» Figure contents as structured data
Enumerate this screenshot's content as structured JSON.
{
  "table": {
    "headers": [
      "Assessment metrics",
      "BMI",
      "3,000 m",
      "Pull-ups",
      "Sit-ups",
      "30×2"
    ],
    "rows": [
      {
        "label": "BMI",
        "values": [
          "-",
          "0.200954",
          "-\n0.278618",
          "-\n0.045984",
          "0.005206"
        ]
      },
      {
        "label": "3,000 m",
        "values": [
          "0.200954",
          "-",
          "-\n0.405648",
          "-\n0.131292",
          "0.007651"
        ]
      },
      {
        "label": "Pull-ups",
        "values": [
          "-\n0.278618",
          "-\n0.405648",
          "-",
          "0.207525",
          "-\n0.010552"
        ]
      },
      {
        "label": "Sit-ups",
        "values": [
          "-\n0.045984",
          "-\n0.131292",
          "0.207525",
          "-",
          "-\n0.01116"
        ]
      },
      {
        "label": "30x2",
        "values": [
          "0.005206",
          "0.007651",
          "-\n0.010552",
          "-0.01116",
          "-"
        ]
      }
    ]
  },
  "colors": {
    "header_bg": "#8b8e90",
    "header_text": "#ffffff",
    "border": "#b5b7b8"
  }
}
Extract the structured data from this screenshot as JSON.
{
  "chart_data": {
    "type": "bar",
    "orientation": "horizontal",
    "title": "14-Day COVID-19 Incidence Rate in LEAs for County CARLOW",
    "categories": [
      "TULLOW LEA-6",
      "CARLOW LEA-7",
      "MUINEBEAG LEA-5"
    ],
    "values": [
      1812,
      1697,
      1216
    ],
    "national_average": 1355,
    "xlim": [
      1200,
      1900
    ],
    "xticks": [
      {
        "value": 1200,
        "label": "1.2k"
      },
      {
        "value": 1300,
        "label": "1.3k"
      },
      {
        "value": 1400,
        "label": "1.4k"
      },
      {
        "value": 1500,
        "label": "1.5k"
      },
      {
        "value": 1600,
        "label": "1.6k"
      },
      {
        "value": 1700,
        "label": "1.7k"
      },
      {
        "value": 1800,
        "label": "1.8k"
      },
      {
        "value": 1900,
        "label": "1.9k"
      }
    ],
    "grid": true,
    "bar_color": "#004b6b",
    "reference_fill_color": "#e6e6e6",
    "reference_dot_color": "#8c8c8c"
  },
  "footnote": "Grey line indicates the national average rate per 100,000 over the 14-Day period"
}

» EXERCISE REQUIREMENTS
Look through the listing above. Pick out each line with "this" and copy it.

» FINISHED TASK
Enumerate this screenshot's content as structured JSON.
Extract the structured data from this screenshot as JSON.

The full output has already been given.